DATASET EXCERPTS —

━━━━━━━━━━━━━━━━━━━━━━━━━━━━━━

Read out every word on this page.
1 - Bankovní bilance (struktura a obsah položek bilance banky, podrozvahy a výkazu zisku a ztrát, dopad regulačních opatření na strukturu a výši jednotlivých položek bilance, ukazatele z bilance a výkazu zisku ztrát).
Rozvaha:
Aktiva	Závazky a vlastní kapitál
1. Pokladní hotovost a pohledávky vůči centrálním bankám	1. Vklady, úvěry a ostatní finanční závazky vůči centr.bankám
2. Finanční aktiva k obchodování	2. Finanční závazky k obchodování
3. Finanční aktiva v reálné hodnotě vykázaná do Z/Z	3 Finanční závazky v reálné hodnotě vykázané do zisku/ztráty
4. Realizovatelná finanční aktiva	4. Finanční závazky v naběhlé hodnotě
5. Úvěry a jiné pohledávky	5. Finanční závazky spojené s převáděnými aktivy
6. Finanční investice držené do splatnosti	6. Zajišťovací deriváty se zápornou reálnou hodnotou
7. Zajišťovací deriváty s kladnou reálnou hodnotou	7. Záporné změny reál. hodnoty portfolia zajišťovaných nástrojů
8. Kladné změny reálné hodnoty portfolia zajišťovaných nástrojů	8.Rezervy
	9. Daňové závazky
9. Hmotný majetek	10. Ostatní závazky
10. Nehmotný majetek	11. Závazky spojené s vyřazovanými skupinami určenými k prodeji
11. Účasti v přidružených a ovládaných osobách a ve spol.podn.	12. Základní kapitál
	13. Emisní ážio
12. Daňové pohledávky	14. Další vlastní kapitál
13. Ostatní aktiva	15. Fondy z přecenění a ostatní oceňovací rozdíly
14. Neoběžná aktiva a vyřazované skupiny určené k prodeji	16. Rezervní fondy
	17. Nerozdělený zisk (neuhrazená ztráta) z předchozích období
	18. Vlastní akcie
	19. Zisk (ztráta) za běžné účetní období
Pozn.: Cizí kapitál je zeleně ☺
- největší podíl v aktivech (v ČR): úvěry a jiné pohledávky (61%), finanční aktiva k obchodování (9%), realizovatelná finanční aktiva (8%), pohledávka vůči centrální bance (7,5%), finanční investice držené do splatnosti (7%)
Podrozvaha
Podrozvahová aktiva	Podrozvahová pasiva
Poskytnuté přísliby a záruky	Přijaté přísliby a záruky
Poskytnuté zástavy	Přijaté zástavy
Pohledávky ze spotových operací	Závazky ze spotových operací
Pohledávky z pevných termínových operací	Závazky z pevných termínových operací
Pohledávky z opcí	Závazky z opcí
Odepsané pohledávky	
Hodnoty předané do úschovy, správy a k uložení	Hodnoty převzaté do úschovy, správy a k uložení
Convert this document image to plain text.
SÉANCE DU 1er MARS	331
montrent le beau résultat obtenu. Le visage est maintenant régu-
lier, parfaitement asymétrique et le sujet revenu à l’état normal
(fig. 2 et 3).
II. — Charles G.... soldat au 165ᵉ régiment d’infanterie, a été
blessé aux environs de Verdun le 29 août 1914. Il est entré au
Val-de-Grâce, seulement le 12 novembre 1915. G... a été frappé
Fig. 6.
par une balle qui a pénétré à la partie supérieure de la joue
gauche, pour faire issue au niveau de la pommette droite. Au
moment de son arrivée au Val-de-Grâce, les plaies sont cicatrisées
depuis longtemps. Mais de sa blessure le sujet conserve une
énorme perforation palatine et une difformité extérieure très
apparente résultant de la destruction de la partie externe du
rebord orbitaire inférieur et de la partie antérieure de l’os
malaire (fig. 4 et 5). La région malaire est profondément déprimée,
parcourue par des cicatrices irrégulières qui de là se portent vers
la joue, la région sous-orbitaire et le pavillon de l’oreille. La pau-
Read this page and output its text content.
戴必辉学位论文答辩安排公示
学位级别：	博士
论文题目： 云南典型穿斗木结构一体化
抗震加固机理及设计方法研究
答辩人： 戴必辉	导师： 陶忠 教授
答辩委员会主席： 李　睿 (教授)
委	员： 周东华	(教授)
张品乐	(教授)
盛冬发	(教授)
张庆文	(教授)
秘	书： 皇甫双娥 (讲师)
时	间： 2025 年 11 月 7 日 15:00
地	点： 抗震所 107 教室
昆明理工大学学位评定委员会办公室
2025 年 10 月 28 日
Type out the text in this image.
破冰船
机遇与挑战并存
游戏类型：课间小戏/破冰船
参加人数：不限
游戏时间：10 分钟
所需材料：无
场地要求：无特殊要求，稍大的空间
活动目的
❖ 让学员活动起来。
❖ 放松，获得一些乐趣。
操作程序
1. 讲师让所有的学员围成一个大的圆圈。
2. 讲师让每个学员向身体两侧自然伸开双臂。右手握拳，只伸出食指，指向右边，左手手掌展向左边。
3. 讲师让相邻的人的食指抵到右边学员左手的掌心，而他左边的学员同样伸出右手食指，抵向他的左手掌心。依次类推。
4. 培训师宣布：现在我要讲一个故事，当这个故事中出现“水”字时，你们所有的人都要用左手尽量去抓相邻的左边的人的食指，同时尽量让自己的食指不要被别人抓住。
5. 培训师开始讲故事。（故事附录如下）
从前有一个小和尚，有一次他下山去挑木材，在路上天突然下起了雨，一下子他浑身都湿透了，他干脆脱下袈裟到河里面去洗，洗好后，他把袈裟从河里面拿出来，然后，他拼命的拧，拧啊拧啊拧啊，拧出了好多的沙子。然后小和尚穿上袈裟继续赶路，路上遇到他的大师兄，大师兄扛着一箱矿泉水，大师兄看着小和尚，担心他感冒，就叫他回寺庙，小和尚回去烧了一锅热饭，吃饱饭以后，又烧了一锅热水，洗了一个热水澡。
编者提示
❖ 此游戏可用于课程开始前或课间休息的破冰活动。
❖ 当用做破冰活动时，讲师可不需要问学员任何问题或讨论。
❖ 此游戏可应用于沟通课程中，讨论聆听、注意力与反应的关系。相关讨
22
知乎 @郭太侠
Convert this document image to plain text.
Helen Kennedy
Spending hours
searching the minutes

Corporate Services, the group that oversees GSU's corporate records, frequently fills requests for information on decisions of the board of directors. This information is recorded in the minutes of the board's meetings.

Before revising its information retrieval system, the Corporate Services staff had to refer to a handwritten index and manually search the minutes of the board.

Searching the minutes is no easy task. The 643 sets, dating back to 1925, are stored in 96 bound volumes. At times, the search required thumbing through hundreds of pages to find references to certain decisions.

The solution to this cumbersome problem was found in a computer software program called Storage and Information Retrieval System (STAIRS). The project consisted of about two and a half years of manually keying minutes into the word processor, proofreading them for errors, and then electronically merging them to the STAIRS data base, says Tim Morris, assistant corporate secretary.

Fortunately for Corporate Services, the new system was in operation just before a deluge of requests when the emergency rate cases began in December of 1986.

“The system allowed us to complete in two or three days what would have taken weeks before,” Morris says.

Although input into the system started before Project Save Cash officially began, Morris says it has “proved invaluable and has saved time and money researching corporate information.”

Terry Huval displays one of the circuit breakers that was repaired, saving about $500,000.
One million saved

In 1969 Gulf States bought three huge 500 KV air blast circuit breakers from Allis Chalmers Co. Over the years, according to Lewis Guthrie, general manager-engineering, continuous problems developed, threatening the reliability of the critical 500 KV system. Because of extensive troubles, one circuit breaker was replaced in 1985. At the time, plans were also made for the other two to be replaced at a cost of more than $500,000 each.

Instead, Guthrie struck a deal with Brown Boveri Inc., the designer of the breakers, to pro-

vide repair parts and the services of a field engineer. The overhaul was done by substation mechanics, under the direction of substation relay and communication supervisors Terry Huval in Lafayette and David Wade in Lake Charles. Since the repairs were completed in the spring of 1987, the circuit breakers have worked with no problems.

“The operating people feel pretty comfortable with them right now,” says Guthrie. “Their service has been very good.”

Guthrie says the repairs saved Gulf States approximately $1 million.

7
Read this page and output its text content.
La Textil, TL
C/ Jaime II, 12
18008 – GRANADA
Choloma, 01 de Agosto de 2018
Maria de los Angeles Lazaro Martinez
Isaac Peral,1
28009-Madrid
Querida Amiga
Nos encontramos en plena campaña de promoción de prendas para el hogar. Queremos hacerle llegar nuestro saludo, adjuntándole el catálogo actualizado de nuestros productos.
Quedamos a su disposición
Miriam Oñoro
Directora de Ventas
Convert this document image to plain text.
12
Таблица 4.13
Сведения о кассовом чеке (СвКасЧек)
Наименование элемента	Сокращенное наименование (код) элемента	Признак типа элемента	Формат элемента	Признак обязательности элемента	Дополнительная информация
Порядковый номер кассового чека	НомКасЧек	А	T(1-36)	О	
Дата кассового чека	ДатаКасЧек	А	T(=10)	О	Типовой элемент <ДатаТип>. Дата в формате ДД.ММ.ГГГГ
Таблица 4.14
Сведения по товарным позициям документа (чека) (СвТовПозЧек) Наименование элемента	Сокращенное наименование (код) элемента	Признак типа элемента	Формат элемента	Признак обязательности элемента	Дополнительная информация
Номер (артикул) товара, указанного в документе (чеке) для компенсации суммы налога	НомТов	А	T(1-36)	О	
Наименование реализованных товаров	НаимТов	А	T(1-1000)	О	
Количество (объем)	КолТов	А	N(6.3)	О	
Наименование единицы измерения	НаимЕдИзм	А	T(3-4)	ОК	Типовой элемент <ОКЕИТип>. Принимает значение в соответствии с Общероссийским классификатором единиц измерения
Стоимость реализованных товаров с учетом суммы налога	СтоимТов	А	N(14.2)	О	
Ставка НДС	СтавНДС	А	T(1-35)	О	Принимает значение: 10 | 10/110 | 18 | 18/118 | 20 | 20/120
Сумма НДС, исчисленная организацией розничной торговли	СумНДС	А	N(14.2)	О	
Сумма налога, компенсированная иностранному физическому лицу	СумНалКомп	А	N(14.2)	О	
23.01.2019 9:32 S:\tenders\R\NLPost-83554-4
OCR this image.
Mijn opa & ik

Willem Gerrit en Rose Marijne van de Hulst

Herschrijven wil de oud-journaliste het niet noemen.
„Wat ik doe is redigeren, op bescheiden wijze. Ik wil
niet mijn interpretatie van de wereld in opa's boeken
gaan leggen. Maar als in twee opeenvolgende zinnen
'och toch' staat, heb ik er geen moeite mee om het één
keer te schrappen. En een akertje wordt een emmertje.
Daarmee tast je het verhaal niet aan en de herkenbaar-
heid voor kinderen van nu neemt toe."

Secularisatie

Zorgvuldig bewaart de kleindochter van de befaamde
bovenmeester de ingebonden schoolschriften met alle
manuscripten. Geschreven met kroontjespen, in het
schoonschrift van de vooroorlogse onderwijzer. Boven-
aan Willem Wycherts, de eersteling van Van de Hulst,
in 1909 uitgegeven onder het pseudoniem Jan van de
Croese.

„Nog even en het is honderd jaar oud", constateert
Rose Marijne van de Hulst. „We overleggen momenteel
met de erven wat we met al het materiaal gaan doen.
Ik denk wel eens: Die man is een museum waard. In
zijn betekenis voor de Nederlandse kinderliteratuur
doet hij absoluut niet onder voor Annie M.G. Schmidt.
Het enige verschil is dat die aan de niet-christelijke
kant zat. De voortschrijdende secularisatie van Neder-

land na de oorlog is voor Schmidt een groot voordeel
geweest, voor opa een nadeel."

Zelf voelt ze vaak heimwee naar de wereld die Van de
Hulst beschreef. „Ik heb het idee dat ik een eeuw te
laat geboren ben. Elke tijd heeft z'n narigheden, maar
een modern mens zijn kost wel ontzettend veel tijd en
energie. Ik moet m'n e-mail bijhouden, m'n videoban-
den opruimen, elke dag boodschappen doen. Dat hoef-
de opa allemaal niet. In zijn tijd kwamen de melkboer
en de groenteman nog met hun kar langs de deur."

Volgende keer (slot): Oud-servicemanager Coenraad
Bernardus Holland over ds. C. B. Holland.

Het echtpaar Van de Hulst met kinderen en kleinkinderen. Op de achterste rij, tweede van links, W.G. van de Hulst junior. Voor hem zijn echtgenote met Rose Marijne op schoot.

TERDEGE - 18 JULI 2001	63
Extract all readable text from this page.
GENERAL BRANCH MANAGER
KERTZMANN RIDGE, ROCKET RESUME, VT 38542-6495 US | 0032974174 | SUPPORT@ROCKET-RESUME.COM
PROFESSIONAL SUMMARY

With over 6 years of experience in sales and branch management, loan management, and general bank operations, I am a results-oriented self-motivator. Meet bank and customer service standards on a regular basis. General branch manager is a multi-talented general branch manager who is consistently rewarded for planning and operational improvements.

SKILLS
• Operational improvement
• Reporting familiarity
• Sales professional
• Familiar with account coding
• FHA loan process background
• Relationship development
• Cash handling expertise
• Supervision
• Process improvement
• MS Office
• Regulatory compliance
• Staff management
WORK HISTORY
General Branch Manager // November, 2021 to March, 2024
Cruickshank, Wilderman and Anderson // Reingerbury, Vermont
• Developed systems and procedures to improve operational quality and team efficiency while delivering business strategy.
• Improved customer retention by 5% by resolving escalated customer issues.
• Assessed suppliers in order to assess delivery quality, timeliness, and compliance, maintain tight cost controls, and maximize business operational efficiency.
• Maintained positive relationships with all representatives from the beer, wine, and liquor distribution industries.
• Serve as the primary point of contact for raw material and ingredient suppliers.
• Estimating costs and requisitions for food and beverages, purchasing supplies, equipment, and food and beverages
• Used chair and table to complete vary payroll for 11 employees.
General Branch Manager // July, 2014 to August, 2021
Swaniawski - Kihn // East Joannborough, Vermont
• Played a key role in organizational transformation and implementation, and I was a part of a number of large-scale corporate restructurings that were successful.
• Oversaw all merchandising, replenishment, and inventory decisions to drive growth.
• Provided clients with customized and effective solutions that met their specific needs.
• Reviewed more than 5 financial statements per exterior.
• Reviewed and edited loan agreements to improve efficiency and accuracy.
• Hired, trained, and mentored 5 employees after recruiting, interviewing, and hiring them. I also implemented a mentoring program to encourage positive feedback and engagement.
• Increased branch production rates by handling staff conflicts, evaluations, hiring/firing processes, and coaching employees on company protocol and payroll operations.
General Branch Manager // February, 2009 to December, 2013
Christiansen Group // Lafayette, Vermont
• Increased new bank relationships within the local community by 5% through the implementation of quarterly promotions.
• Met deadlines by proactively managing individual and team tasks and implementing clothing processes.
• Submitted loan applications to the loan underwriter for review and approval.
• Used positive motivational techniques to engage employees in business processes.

━━━━━━━━━━━━━━━━━━━━━━━━━━━━━━

YOUR INSTRUCTIONS —
From the records given above, copy all lines containing "doen".

EXERCISE SOLUTION —
met de erven wat we met al het materiaal gaan doen.
den opruimen, elke dag boodschappen doen. Dat hoef-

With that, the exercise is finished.